YOUR GOAL:
Count the lines in the records below that contain the string "most" (case-sensitive). Give only the number.

-- Start MATERIAL SHOWN --

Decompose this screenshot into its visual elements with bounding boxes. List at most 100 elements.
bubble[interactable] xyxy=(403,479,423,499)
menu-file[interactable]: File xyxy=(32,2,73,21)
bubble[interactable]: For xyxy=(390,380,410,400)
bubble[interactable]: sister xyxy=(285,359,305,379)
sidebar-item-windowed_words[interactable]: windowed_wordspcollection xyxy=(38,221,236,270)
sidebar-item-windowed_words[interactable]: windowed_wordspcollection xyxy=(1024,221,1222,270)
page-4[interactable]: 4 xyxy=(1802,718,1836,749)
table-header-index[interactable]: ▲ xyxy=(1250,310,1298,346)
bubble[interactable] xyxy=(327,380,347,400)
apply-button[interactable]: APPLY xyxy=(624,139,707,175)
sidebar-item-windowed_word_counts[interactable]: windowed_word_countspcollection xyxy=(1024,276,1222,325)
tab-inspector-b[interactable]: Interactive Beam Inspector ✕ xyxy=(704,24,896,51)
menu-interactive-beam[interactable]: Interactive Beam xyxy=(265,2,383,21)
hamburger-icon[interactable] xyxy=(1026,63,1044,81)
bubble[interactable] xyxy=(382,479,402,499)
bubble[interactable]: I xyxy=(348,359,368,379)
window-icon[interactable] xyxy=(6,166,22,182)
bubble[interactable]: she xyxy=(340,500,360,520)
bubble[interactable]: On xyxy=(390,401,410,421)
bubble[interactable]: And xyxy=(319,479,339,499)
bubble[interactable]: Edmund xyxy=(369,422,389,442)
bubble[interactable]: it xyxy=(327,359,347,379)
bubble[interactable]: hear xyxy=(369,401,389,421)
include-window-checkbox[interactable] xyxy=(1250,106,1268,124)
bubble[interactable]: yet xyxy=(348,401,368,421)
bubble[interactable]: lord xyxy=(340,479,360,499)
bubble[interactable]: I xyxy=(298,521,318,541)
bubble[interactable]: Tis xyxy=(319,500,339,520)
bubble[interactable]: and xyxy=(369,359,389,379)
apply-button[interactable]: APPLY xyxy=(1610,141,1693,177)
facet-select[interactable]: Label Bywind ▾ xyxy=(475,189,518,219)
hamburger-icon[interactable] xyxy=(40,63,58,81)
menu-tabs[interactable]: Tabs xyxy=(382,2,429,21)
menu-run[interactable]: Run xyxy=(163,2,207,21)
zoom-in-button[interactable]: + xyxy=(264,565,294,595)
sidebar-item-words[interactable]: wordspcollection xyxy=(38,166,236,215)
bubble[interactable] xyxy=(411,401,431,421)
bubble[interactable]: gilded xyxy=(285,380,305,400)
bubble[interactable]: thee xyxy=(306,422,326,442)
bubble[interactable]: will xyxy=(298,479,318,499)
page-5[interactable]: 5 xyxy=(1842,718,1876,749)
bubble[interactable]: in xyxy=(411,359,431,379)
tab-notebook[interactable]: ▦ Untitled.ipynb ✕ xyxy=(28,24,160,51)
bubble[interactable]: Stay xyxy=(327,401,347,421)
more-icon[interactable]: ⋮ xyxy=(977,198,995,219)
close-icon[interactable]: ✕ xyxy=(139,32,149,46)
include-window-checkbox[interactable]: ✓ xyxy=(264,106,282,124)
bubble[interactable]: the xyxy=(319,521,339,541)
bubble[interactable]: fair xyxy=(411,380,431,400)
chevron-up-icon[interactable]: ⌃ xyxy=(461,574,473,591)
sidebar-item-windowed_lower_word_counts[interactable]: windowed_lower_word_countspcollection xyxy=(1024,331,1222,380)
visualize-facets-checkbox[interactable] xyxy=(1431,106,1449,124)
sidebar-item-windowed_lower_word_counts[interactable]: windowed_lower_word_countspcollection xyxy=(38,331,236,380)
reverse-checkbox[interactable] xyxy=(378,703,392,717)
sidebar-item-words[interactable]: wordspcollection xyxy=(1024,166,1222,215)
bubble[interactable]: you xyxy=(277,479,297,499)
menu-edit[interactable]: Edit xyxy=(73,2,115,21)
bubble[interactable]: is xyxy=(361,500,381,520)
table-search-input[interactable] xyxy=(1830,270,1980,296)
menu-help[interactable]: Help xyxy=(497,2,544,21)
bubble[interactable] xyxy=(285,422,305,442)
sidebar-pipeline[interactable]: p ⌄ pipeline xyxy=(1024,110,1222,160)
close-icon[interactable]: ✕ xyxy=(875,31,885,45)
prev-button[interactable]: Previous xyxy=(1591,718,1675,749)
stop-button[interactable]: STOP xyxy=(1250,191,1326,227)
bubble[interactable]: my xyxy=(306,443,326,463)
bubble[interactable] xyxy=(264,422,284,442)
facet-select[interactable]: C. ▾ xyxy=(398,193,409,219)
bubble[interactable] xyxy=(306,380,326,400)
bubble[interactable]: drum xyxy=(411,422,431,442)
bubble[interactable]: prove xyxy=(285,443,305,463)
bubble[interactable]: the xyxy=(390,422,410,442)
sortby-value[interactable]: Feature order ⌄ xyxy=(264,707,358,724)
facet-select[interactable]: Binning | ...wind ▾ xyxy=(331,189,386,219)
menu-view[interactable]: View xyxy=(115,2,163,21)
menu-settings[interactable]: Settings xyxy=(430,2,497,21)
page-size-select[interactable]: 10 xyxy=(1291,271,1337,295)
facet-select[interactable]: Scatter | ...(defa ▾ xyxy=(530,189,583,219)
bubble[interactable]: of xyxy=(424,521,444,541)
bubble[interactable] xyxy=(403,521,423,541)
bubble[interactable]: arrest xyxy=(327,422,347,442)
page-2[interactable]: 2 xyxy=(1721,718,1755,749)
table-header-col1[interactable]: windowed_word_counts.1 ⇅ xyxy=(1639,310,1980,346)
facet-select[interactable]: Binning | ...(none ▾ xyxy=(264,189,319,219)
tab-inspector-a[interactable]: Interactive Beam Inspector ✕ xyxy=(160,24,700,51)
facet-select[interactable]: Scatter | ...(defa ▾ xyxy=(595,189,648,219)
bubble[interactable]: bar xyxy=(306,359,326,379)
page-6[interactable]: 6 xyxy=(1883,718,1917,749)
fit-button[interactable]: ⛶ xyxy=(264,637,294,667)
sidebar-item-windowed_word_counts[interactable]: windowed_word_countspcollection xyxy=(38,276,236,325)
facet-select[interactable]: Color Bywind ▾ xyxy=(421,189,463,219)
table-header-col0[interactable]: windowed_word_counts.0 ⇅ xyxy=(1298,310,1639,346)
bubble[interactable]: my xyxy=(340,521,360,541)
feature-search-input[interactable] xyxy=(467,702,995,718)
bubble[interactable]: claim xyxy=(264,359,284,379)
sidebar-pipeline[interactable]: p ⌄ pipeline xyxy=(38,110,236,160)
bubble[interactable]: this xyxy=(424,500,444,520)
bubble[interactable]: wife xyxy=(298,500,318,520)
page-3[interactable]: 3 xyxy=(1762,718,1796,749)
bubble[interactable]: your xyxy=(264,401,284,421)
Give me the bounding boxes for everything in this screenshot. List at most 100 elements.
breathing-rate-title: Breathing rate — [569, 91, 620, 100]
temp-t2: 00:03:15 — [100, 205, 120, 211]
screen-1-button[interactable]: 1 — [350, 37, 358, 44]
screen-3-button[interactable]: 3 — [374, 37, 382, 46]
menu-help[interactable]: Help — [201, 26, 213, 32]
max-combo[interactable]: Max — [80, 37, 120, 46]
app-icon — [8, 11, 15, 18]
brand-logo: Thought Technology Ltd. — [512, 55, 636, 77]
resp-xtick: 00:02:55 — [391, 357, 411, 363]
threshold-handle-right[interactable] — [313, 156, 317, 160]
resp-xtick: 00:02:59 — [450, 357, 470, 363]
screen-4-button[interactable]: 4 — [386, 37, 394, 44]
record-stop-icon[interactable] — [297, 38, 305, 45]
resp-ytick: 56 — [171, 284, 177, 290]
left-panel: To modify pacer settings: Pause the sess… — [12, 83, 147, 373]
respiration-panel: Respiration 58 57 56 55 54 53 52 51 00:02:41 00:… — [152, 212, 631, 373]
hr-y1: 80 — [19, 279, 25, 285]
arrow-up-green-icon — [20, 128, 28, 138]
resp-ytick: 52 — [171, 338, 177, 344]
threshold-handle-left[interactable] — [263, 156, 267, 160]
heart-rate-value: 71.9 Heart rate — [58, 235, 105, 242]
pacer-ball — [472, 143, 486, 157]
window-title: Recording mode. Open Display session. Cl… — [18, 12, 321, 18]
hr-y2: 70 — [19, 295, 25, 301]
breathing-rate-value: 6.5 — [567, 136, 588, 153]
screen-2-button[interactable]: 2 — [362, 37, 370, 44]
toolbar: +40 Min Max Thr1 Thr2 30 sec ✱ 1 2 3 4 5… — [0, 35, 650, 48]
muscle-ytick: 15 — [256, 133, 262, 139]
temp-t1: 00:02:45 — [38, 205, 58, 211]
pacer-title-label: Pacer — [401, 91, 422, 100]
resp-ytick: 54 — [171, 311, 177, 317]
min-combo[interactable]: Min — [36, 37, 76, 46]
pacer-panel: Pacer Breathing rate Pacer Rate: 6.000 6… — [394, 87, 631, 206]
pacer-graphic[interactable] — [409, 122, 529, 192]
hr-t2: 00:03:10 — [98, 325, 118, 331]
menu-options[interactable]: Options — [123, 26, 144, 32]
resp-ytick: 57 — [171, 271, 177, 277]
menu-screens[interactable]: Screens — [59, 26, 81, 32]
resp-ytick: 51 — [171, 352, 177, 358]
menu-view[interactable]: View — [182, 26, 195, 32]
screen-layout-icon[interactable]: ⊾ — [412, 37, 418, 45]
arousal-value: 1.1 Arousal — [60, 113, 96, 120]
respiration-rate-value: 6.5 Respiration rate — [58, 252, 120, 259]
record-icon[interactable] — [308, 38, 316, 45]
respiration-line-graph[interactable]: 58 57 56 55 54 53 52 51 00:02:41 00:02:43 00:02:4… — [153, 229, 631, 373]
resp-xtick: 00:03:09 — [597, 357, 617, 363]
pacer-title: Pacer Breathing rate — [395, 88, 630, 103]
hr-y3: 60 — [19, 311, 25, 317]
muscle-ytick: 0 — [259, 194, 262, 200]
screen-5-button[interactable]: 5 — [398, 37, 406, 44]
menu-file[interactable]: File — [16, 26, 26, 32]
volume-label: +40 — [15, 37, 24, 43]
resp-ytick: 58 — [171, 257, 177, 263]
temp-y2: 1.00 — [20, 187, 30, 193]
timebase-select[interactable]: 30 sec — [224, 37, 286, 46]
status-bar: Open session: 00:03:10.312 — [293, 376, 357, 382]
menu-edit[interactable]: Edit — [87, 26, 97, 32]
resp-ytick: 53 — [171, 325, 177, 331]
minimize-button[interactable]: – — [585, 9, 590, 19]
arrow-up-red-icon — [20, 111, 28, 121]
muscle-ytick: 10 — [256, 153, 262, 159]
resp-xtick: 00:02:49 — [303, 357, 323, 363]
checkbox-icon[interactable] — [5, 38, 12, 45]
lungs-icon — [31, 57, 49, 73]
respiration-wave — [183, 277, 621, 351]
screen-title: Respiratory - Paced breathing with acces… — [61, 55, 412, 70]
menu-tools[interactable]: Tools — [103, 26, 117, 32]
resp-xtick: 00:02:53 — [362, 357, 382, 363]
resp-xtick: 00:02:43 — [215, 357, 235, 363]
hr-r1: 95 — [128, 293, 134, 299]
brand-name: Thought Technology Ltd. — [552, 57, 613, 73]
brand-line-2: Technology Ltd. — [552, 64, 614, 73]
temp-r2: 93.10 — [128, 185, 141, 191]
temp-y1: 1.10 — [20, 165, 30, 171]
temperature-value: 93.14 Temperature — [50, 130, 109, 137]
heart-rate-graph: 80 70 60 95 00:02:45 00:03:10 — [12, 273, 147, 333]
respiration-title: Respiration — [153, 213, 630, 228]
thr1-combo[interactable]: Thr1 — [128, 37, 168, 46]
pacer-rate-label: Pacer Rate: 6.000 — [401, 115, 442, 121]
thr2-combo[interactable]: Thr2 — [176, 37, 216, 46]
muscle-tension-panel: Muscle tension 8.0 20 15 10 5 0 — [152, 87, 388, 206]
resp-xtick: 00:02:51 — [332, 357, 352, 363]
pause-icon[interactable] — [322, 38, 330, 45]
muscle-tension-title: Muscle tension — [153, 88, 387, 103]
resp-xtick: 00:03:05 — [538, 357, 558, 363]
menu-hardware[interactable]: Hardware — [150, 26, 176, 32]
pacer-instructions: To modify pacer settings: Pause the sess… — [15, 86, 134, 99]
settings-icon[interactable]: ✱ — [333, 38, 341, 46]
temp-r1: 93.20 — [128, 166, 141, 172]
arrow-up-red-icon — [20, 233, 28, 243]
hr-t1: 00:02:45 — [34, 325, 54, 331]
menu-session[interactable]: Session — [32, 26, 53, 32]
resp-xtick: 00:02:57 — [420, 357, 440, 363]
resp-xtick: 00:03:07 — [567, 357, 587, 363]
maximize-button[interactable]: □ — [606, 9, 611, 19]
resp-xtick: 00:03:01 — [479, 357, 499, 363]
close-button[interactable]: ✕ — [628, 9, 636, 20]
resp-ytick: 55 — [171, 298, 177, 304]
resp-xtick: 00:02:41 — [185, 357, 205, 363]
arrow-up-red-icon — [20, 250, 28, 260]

-- End MATERIAL SHOWN --

OUTPUT BELOW:
2